● **EXERCISE AIM**
Produce a word-for-word copy of the listing below without its pictures.

● **Saved entries**

______

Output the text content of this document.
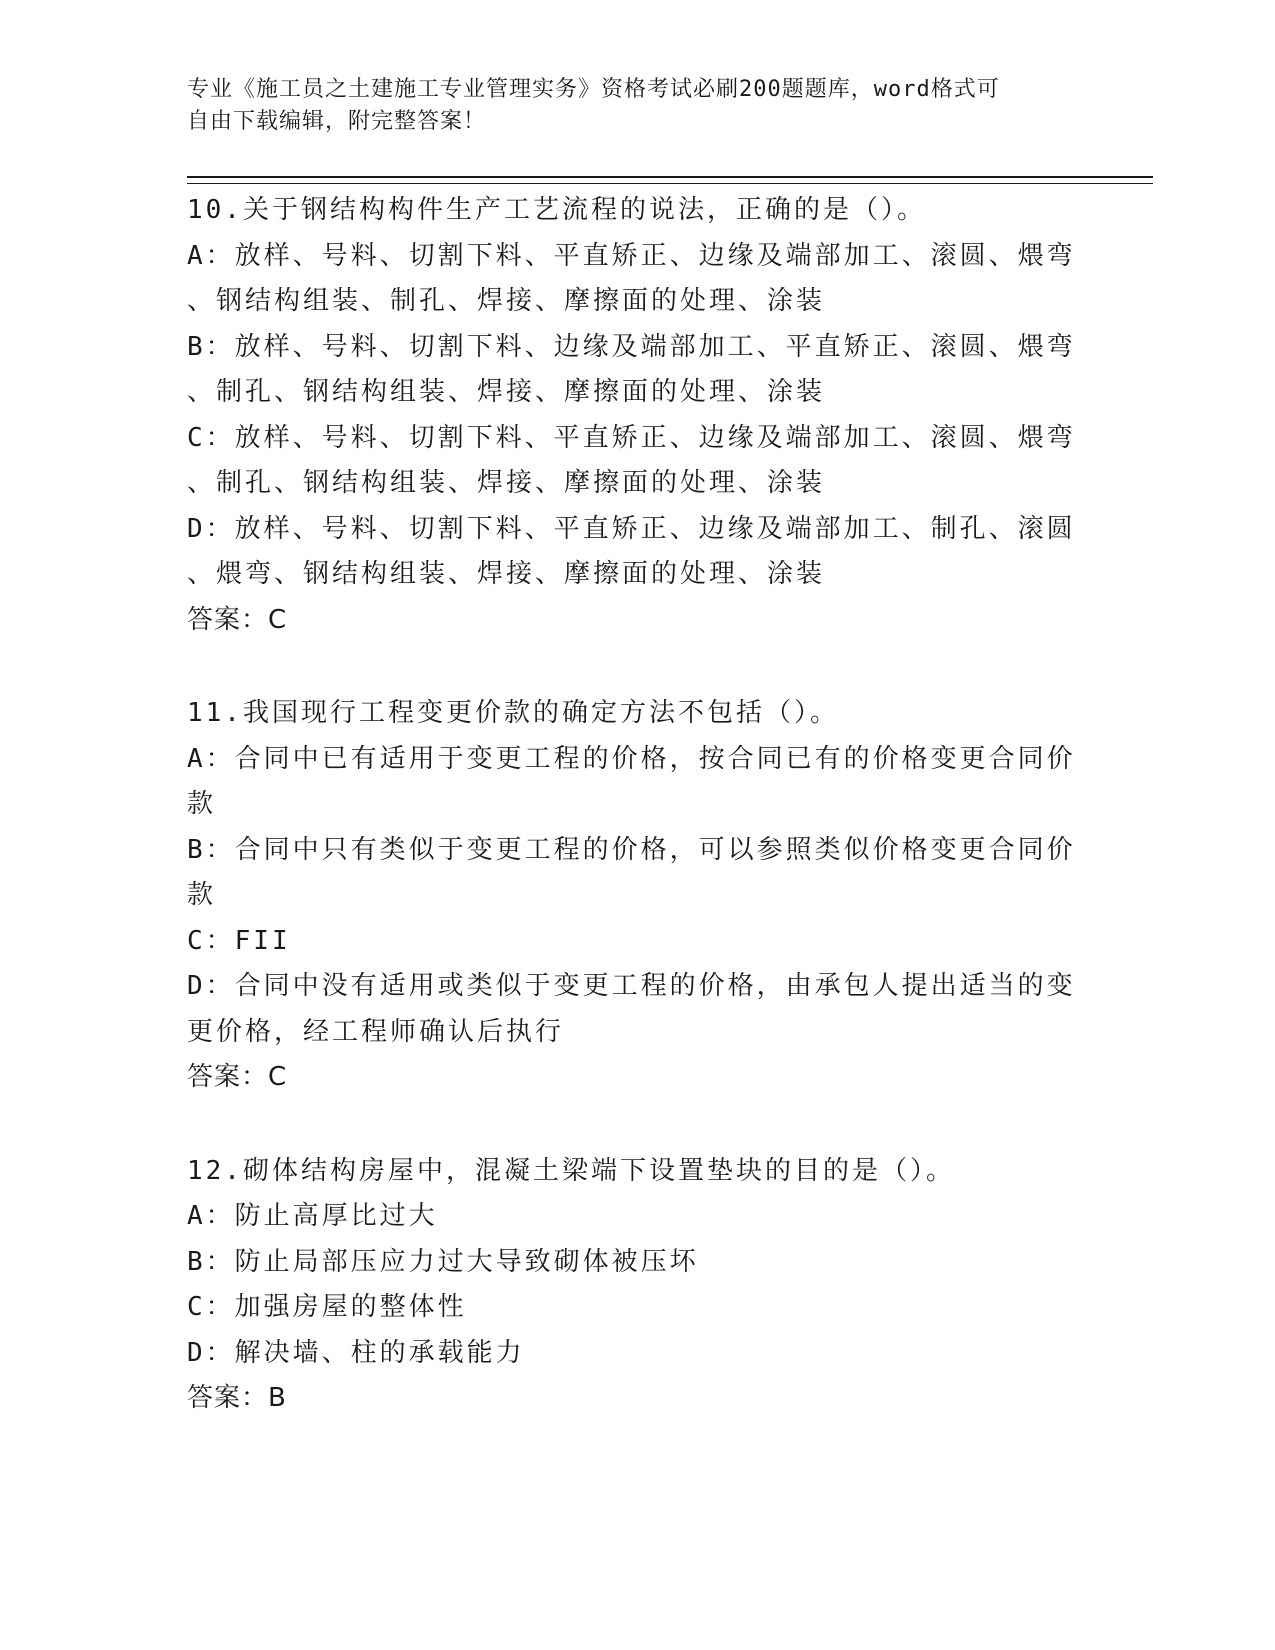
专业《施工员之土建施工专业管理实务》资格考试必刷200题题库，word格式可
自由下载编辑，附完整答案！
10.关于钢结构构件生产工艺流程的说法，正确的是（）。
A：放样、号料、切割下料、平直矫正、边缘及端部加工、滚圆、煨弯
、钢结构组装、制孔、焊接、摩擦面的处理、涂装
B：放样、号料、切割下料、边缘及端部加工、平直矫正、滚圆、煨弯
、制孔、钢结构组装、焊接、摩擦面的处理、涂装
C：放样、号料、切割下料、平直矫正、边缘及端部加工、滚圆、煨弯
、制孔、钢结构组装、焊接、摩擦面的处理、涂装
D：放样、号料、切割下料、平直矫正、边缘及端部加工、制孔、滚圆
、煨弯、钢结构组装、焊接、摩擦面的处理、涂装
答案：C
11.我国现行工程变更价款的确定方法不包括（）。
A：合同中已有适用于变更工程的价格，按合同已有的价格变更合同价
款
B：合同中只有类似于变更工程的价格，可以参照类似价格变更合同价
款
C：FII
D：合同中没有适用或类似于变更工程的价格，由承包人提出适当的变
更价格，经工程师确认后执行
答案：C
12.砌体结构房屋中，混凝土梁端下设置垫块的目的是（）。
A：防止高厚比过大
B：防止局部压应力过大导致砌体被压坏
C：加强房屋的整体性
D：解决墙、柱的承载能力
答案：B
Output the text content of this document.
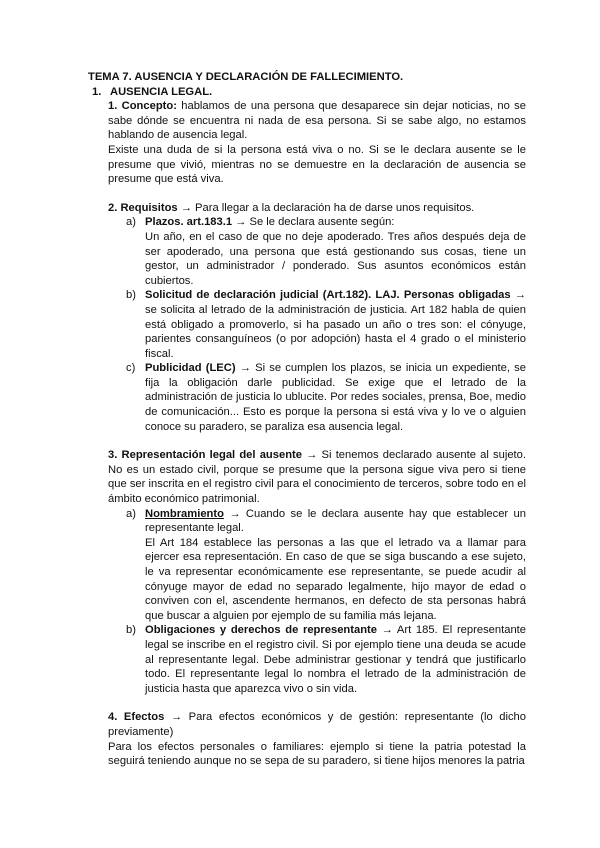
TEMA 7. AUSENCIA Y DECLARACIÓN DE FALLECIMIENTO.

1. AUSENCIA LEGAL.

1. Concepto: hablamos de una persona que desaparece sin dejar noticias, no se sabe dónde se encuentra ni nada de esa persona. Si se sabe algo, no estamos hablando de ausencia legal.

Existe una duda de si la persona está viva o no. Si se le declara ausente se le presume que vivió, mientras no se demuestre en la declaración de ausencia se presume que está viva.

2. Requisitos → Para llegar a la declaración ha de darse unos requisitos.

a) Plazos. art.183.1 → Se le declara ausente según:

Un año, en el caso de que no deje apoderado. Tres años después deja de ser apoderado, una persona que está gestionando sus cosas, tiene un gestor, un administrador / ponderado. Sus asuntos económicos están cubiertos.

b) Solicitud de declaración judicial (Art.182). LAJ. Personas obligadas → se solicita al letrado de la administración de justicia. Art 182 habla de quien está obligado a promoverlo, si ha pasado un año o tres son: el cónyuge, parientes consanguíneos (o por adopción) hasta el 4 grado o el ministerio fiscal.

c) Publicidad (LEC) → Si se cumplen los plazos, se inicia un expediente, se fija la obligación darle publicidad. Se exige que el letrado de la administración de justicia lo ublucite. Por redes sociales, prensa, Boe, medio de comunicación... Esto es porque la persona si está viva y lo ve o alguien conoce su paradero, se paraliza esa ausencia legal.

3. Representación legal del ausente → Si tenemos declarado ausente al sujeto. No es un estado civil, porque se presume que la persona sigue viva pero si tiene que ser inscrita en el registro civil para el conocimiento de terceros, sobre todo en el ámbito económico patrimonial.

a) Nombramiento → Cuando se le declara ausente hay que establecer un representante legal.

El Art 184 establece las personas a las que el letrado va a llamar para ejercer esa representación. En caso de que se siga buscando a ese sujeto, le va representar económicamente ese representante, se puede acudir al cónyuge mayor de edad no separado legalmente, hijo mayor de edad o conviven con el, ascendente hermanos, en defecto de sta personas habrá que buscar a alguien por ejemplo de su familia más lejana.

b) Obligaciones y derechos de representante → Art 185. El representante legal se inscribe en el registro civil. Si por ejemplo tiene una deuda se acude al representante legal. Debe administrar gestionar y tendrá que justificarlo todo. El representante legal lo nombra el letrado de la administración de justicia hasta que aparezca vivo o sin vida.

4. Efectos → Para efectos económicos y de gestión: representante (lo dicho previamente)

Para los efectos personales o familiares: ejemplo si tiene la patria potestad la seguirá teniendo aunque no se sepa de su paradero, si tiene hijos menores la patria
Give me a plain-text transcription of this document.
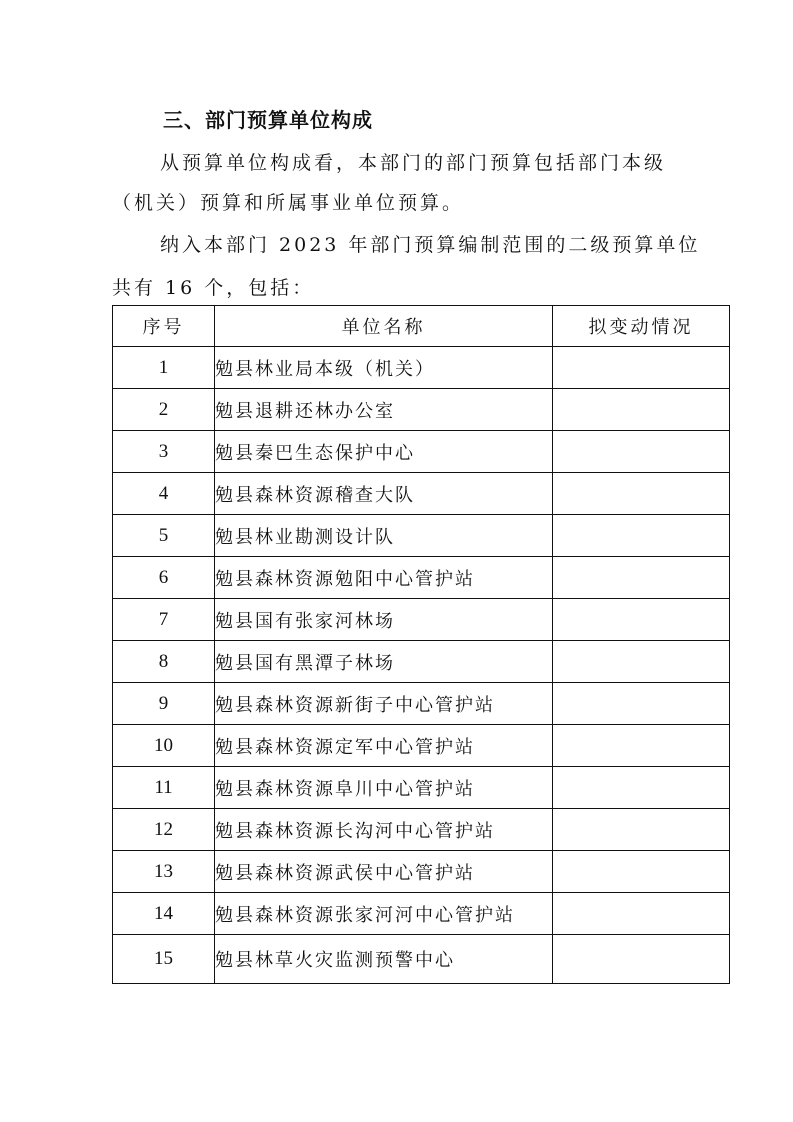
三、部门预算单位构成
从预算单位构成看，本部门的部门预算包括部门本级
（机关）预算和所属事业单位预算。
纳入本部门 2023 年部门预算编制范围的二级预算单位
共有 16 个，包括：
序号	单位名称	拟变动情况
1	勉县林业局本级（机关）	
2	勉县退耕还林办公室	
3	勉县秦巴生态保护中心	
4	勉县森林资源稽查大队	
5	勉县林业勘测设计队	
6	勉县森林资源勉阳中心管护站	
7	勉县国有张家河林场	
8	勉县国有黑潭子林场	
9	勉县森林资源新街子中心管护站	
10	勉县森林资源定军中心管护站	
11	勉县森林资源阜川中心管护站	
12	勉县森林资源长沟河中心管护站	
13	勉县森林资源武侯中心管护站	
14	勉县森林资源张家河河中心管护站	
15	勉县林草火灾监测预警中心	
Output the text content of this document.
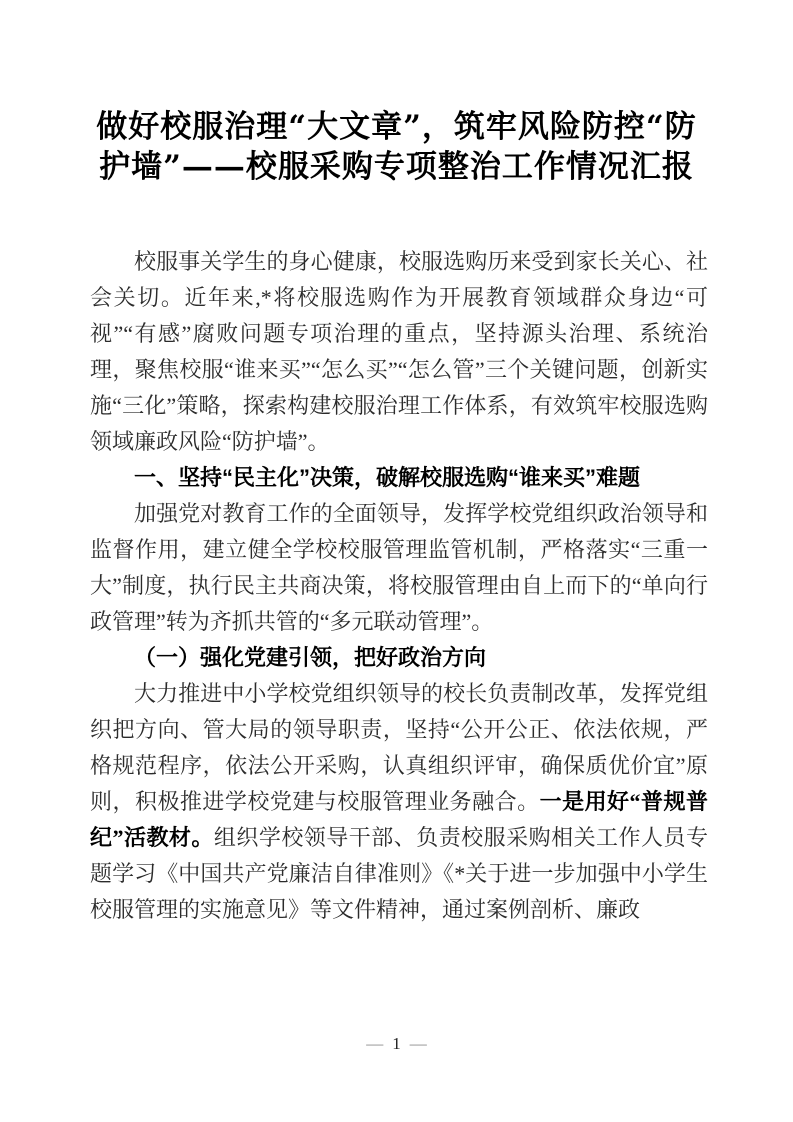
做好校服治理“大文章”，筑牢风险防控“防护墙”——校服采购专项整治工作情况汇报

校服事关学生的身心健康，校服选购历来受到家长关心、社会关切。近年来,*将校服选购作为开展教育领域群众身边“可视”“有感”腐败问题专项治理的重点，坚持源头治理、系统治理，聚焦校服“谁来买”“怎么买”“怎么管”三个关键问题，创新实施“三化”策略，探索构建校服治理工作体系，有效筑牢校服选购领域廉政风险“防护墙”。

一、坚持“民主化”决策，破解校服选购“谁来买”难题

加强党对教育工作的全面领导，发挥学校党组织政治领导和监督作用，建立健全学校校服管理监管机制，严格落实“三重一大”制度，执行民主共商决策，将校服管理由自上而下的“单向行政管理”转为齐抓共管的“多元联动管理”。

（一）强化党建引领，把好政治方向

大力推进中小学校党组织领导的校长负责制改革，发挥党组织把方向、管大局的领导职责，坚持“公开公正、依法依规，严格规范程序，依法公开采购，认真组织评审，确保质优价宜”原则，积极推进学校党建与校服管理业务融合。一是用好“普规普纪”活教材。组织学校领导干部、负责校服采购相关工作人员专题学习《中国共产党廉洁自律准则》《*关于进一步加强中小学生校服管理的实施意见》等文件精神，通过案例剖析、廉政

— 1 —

______

● **EXERCISE OUTPUT**
Output the text content of this document.
专业《施工员之土建施工专业管理实务》资格考试必刷200题题库，word格式可
自由下载编辑，附完整答案！
10.关于钢结构构件生产工艺流程的说法，正确的是（）。
A：放样、号料、切割下料、平直矫正、边缘及端部加工、滚圆、煨弯
、钢结构组装、制孔、焊接、摩擦面的处理、涂装
B：放样、号料、切割下料、边缘及端部加工、平直矫正、滚圆、煨弯
、制孔、钢结构组装、焊接、摩擦面的处理、涂装
C：放样、号料、切割下料、平直矫正、边缘及端部加工、滚圆、煨弯
、制孔、钢结构组装、焊接、摩擦面的处理、涂装
D：放样、号料、切割下料、平直矫正、边缘及端部加工、制孔、滚圆
、煨弯、钢结构组装、焊接、摩擦面的处理、涂装
答案：C
11.我国现行工程变更价款的确定方法不包括（）。
A：合同中已有适用于变更工程的价格，按合同已有的价格变更合同价
款
B：合同中只有类似于变更工程的价格，可以参照类似价格变更合同价
款
C：FII
D：合同中没有适用或类似于变更工程的价格，由承包人提出适当的变
更价格，经工程师确认后执行
答案：C
12.砌体结构房屋中，混凝土梁端下设置垫块的目的是（）。
A：防止高厚比过大
B：防止局部压应力过大导致砌体被压坏
C：加强房屋的整体性
D：解决墙、柱的承载能力
答案：B
Output the text content of this document.
TEMA 7. AUSENCIA Y DECLARACIÓN DE FALLECIMIENTO.

1. AUSENCIA LEGAL.

1. Concepto: hablamos de una persona que desaparece sin dejar noticias, no se sabe dónde se encuentra ni nada de esa persona. Si se sabe algo, no estamos hablando de ausencia legal.

Existe una duda de si la persona está viva o no. Si se le declara ausente se le presume que vivió, mientras no se demuestre en la declaración de ausencia se presume que está viva.

2. Requisitos → Para llegar a la declaración ha de darse unos requisitos.

a) Plazos. art.183.1 → Se le declara ausente según:

Un año, en el caso de que no deje apoderado. Tres años después deja de ser apoderado, una persona que está gestionando sus cosas, tiene un gestor, un administrador / ponderado. Sus asuntos económicos están cubiertos.

b) Solicitud de declaración judicial (Art.182). LAJ. Personas obligadas → se solicita al letrado de la administración de justicia. Art 182 habla de quien está obligado a promoverlo, si ha pasado un año o tres son: el cónyuge, parientes consanguíneos (o por adopción) hasta el 4 grado o el ministerio fiscal.

c) Publicidad (LEC) → Si se cumplen los plazos, se inicia un expediente, se fija la obligación darle publicidad. Se exige que el letrado de la administración de justicia lo ublucite. Por redes sociales, prensa, Boe, medio de comunicación... Esto es porque la persona si está viva y lo ve o alguien conoce su paradero, se paraliza esa ausencia legal.

3. Representación legal del ausente → Si tenemos declarado ausente al sujeto. No es un estado civil, porque se presume que la persona sigue viva pero si tiene que ser inscrita en el registro civil para el conocimiento de terceros, sobre todo en el ámbito económico patrimonial.

a) Nombramiento → Cuando se le declara ausente hay que establecer un representante legal.

El Art 184 establece las personas a las que el letrado va a llamar para ejercer esa representación. En caso de que se siga buscando a ese sujeto, le va representar económicamente ese representante, se puede acudir al cónyuge mayor de edad no separado legalmente, hijo mayor de edad o conviven con el, ascendente hermanos, en defecto de sta personas habrá que buscar a alguien por ejemplo de su familia más lejana.

b) Obligaciones y derechos de representante → Art 185. El representante legal se inscribe en el registro civil. Si por ejemplo tiene una deuda se acude al representante legal. Debe administrar gestionar y tendrá que justificarlo todo. El representante legal lo nombra el letrado de la administración de justicia hasta que aparezca vivo o sin vida.

4. Efectos → Para efectos económicos y de gestión: representante (lo dicho previamente)

Para los efectos personales o familiares: ejemplo si tiene la patria potestad la seguirá teniendo aunque no se sepa de su paradero, si tiene hijos menores la patria
Give me a plain-text transcription of this document.
三、部门预算单位构成
从预算单位构成看，本部门的部门预算包括部门本级
（机关）预算和所属事业单位预算。
纳入本部门 2023 年部门预算编制范围的二级预算单位
共有 16 个，包括：
序号	单位名称	拟变动情况
1	勉县林业局本级（机关）	
2	勉县退耕还林办公室	
3	勉县秦巴生态保护中心	
4	勉县森林资源稽查大队	
5	勉县林业勘测设计队	
6	勉县森林资源勉阳中心管护站	
7	勉县国有张家河林场	
8	勉县国有黑潭子林场	
9	勉县森林资源新街子中心管护站	
10	勉县森林资源定军中心管护站	
11	勉县森林资源阜川中心管护站	
12	勉县森林资源长沟河中心管护站	
13	勉县森林资源武侯中心管护站	
14	勉县森林资源张家河河中心管护站	
15	勉县林草火灾监测预警中心	
Output the text content of this document.
做好校服治理“大文章”，筑牢风险防控“防护墙”——校服采购专项整治工作情况汇报

校服事关学生的身心健康，校服选购历来受到家长关心、社会关切。近年来,*将校服选购作为开展教育领域群众身边“可视”“有感”腐败问题专项治理的重点，坚持源头治理、系统治理，聚焦校服“谁来买”“怎么买”“怎么管”三个关键问题，创新实施“三化”策略，探索构建校服治理工作体系，有效筑牢校服选购领域廉政风险“防护墙”。

一、坚持“民主化”决策，破解校服选购“谁来买”难题

加强党对教育工作的全面领导，发挥学校党组织政治领导和监督作用，建立健全学校校服管理监管机制，严格落实“三重一大”制度，执行民主共商决策，将校服管理由自上而下的“单向行政管理”转为齐抓共管的“多元联动管理”。

（一）强化党建引领，把好政治方向

大力推进中小学校党组织领导的校长负责制改革，发挥党组织把方向、管大局的领导职责，坚持“公开公正、依法依规，严格规范程序，依法公开采购，认真组织评审，确保质优价宜”原则，积极推进学校党建与校服管理业务融合。一是用好“普规普纪”活教材。组织学校领导干部、负责校服采购相关工作人员专题学习《中国共产党廉洁自律准则》《*关于进一步加强中小学生校服管理的实施意见》等文件精神，通过案例剖析、廉政

— 1 —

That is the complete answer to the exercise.